Lac-au-Brochet (/fr/) is an unorganized territory in the Côte-Nord region of Quebec, Canada. It makes up over 83% of the La Haute-Côte-Nord Regional County Municipality.

The community of Labrieville () is located approximately in the centre of the territory along the Betsiamites River. Named after Napoléon-Alexandre Labrie, bishop of the Diocese of Golfe St-Laurent, it was established in the 1950s as a work camp to accommodate Hydro-Québec workers constructing the Bersimis-1 and Bersimis-2 generating stations. The company town was fully serviced with a hospital, hotel, bank, and shopping plaza. Upon completion of the hydro-electric facilities, Hydro-Québec tried to find another buyer for the town. But this proved unsuccessful, and they transferred most houses and businesses to Forestville in 1974. The community now serves as an access point to the Labrieville ZEC but doesn't have any permanent resident.

The eponymous Brochet Lake is about 20 km north-east of the Pipmuacan Reservoir and just over 30 km north of Labrieville. It has a surface area of nearly 45 km2, and is drained by the Brochet River, a tributary of the Betsiamites. Named after the northern pike (French: brochet), the Montagnais called it Tshinusheu Shakikan, also meaning Pike Lake.

# TASK LIST
1. Output the portion of the Lac-au-Brochet text between "The community of" and "any permanent resident.", inclusive.
2. According to the Lac-au-Brochet text, in what year did Hydro-Québec transfer most of Labrieville's houses and businesses to Forestville?
3. Summarize the Lac-au-Brochet text in three sentences.

# PROVIDED RECORDS
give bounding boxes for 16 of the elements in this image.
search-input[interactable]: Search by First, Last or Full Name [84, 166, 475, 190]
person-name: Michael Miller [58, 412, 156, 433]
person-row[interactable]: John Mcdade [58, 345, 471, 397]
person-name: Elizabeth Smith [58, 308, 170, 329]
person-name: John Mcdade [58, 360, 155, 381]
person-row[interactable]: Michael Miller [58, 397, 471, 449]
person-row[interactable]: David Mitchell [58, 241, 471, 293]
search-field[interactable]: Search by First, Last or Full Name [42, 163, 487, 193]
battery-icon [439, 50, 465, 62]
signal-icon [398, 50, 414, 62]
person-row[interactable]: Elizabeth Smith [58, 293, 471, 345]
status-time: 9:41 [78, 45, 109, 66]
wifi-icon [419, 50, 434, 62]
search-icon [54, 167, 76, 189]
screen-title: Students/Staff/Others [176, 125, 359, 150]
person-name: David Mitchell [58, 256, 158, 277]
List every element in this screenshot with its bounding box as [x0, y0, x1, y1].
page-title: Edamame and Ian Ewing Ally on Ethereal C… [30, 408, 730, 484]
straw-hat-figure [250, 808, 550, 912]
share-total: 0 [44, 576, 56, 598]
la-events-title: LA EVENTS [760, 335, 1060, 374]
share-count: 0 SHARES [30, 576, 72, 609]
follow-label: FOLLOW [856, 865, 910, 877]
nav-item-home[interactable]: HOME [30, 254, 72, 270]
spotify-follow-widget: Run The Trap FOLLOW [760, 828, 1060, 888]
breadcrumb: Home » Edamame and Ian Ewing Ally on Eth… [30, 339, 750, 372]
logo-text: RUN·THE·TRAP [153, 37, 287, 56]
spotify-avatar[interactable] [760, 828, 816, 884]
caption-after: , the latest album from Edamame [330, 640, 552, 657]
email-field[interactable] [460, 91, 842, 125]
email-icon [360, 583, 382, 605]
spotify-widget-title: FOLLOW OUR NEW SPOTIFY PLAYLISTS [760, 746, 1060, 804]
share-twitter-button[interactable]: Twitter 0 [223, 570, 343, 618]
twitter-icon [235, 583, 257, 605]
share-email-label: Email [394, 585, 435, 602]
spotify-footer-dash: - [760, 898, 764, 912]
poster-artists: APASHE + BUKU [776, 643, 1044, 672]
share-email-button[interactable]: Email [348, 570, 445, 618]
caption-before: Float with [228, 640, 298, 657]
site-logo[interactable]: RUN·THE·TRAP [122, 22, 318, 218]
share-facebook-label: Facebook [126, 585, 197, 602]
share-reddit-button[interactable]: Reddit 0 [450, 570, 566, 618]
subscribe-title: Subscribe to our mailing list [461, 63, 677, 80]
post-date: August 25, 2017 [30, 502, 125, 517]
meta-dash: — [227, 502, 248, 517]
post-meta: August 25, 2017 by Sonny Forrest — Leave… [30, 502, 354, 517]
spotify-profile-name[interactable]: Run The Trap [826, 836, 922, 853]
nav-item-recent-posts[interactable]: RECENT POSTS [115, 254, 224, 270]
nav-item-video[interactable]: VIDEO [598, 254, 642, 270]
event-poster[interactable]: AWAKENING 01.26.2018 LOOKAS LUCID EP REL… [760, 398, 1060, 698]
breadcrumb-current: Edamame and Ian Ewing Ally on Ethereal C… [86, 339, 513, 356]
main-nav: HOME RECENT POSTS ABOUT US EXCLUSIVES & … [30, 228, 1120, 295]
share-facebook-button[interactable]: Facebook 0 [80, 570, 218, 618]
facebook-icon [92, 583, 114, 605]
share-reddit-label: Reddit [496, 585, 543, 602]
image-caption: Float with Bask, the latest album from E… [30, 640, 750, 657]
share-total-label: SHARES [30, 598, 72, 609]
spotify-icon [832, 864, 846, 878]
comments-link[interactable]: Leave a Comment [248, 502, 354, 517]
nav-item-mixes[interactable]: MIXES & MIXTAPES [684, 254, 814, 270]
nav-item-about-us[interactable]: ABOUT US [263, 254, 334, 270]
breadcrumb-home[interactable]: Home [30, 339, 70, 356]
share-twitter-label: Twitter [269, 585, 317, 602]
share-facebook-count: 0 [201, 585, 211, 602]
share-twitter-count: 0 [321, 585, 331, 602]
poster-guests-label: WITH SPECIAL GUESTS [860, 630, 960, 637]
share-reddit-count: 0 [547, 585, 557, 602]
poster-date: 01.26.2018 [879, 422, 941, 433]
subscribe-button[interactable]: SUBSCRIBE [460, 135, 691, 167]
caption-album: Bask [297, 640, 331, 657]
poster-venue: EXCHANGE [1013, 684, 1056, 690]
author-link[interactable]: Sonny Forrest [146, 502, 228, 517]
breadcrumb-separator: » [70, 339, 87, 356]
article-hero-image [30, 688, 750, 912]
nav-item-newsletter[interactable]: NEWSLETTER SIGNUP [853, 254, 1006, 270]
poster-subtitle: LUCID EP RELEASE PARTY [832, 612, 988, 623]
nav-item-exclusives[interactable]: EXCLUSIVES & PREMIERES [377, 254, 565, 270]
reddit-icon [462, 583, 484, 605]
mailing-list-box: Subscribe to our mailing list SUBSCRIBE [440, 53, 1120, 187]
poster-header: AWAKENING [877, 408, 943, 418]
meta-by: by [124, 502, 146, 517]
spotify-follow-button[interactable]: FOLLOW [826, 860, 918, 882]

# EXERCISE RESULTS
1.
The community of Labrieville () is located approximately in the centre of the territory along the Betsiamites River. Named after Napoléon-Alexandre Labrie, bishop of the Diocese of Golfe St-Laurent, it was established in the 1950s as a work camp to accommodate Hydro-Québec workers constructing the Bersimis-1 and Bersimis-2 generating stations. The company town was fully serviced with a hospital, hotel, bank, and shopping plaza. Upon completion of the hydro-electric facilities, Hydro-Québec tried to find another buyer for the town. But this proved unsuccessful, and they transferred most houses and businesses to Forestville in 1974. The community now serves as an access point to the Labrieville ZEC but doesn't have any permanent resident.

2. In 1974.

3. Lac-au-Brochet is an unorganized territory in Quebec's Côte-Nord region that makes up over 83% of La Haute-Côte-Nord Regional County Municipality. Its community of Labrieville was established in the 1950s as a work camp for Hydro-Québec workers building the Bersimis-1 and Bersimis-2 generating stations, but most of its houses and businesses were moved to Forestville in 1974, and it now has no permanent residents. The territory's namesake, Brochet Lake, covers nearly 45 km2, is drained by the Brochet River, and is named after the northern pike.